THE EXERCISE:
The listing below should be printed exactly, every line of it. Skip the pictures.
+ + + + + + +
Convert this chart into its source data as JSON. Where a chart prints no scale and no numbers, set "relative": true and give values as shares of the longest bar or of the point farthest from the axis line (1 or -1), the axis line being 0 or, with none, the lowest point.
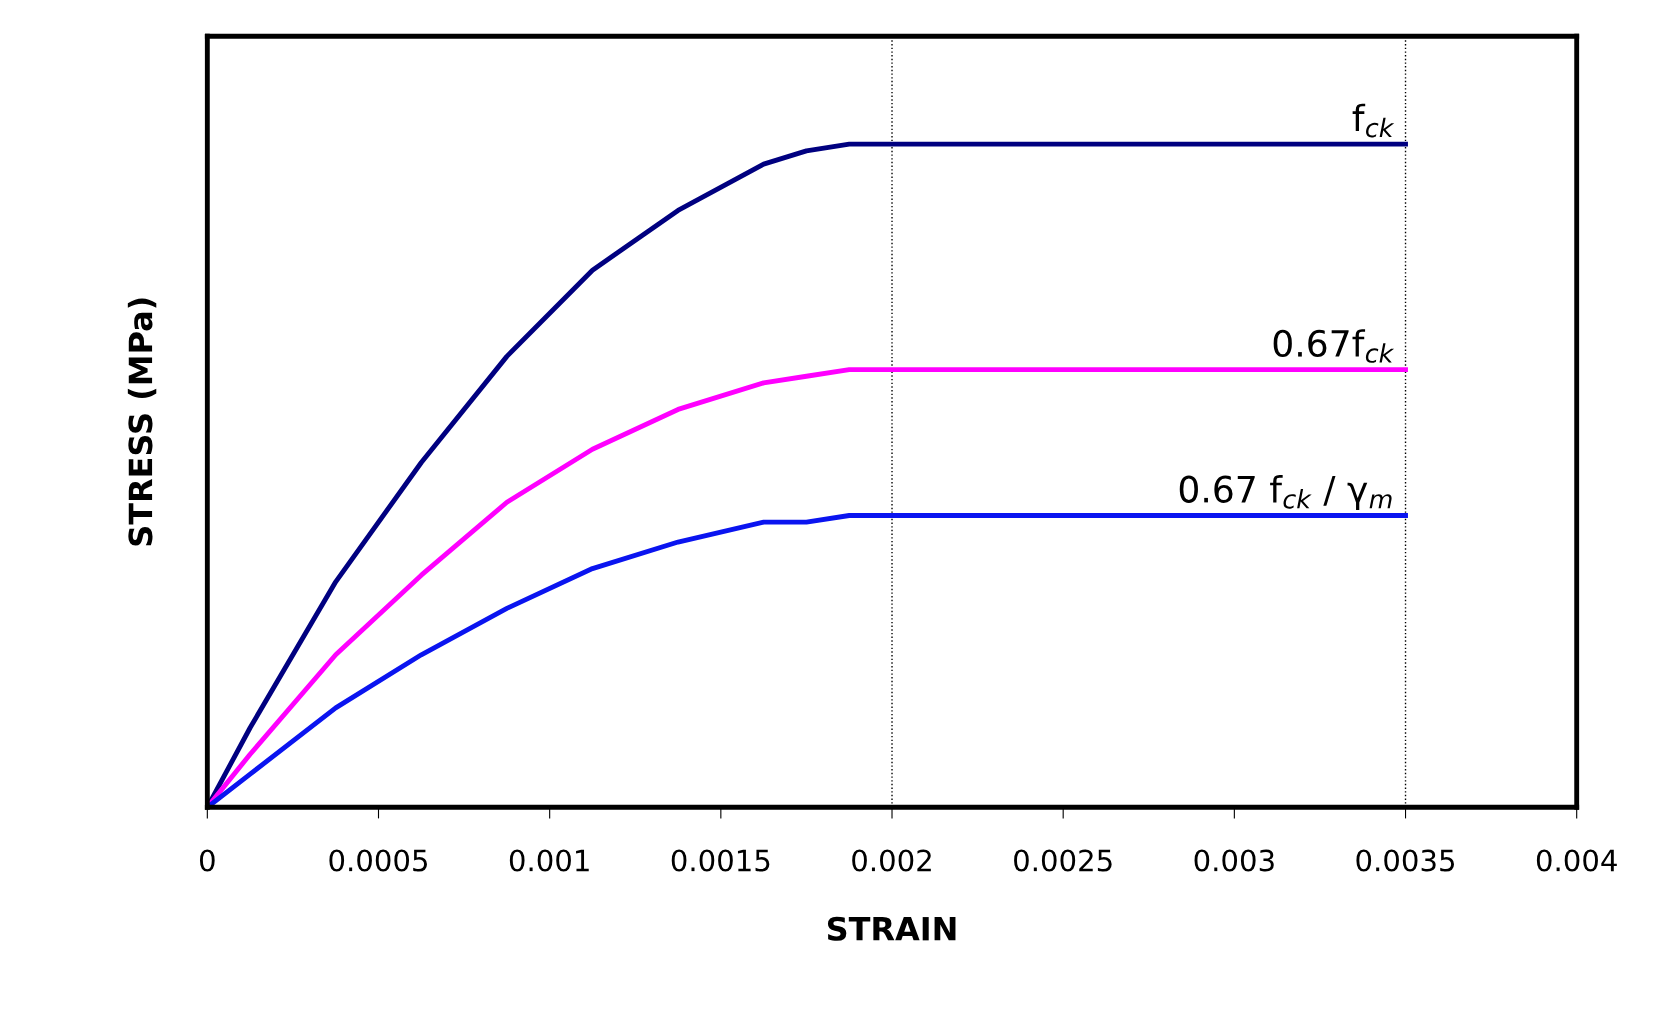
{
  "chart_data": {
    "type": "line",
    "relative": true,
    "xlabel": "STRAIN",
    "ylabel": "STRESS (MPa)",
    "x": [
      0,
      0.000125,
      0.000375,
      0.000625,
      0.000875,
      0.001125,
      0.001375,
      0.001625,
      0.00175,
      0.001875,
      0.002,
      0.0035
    ],
    "series": [
      {
        "name": "f$_{ck}$",
        "color": "#000080",
        "values": [
          0,
          0.12,
          0.34,
          0.52,
          0.68,
          0.81,
          0.9,
          0.97,
          0.99,
          1,
          1,
          1
        ]
      },
      {
        "name": "0.67f$_{ck}$",
        "color": "#ff00ff",
        "values": [
          0,
          0.08,
          0.23,
          0.35,
          0.46,
          0.54,
          0.6,
          0.64,
          0.65,
          0.66,
          0.66,
          0.66
        ]
      },
      {
        "name": "0.67 f$_{ck}$ / γ$_{m}$",
        "color": "#0a14f0",
        "values": [
          0,
          0.05,
          0.15,
          0.23,
          0.3,
          0.36,
          0.4,
          0.43,
          0.43,
          0.44,
          0.44,
          0.44
        ]
      }
    ],
    "xlim": [
      0,
      0.004
    ],
    "xticks": [
      0,
      0.0005,
      0.001,
      0.0015,
      0.002,
      0.0025,
      0.003,
      0.0035,
      0.004
    ],
    "ref_lines": [
      {
        "axis": "x",
        "value": 0.002,
        "color": "#000000",
        "line_style": "dotted"
      },
      {
        "axis": "x",
        "value": 0.0035,
        "color": "#000000",
        "line_style": "dotted"
      }
    ],
    "grid": false,
    "legend": false,
    "marker": "none",
    "line_style": "solid"
  }
}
+ + + + + + +
ANSWER TO THIS PROBLEM:
Convert this chart into its source data as JSON. Where a chart prints no scale and no numbers, set "relative": true and give values as shares of the longest bar or of the point farthest from the axis line (1 or -1), the axis line being 0 or, with none, the lowest point.
{
  "chart_data": {
    "type": "line",
    "relative": true,
    "xlabel": "STRAIN",
    "ylabel": "STRESS (MPa)",
    "x": [
      0,
      0.000125,
      0.000375,
      0.000625,
      0.000875,
      0.001125,
      0.001375,
      0.001625,
      0.00175,
      0.001875,
      0.002,
      0.0035
    ],
    "series": [
      {
        "name": "f$_{ck}$",
        "color": "#000080",
        "values": [
          0,
          0.12,
          0.34,
          0.52,
          0.68,
          0.81,
          0.9,
          0.97,
          0.99,
          1,
          1,
          1
        ]
      },
      {
        "name": "0.67f$_{ck}$",
        "color": "#ff00ff",
        "values": [
          0,
          0.08,
          0.23,
          0.35,
          0.46,
          0.54,
          0.6,
          0.64,
          0.65,
          0.66,
          0.66,
          0.66
        ]
      },
      {
        "name": "0.67 f$_{ck}$ / γ$_{m}$",
        "color": "#0a14f0",
        "values": [
          0,
          0.05,
          0.15,
          0.23,
          0.3,
          0.36,
          0.4,
          0.43,
          0.43,
          0.44,
          0.44,
          0.44
        ]
      }
    ],
    "xlim": [
      0,
      0.004
    ],
    "xticks": [
      0,
      0.0005,
      0.001,
      0.0015,
      0.002,
      0.0025,
      0.003,
      0.0035,
      0.004
    ],
    "ref_lines": [
      {
        "axis": "x",
        "value": 0.002,
        "color": "#000000",
        "line_style": "dotted"
      },
      {
        "axis": "x",
        "value": 0.0035,
        "color": "#000000",
        "line_style": "dotted"
      }
    ],
    "grid": false,
    "legend": false,
    "marker": "none",
    "line_style": "solid"
  }
}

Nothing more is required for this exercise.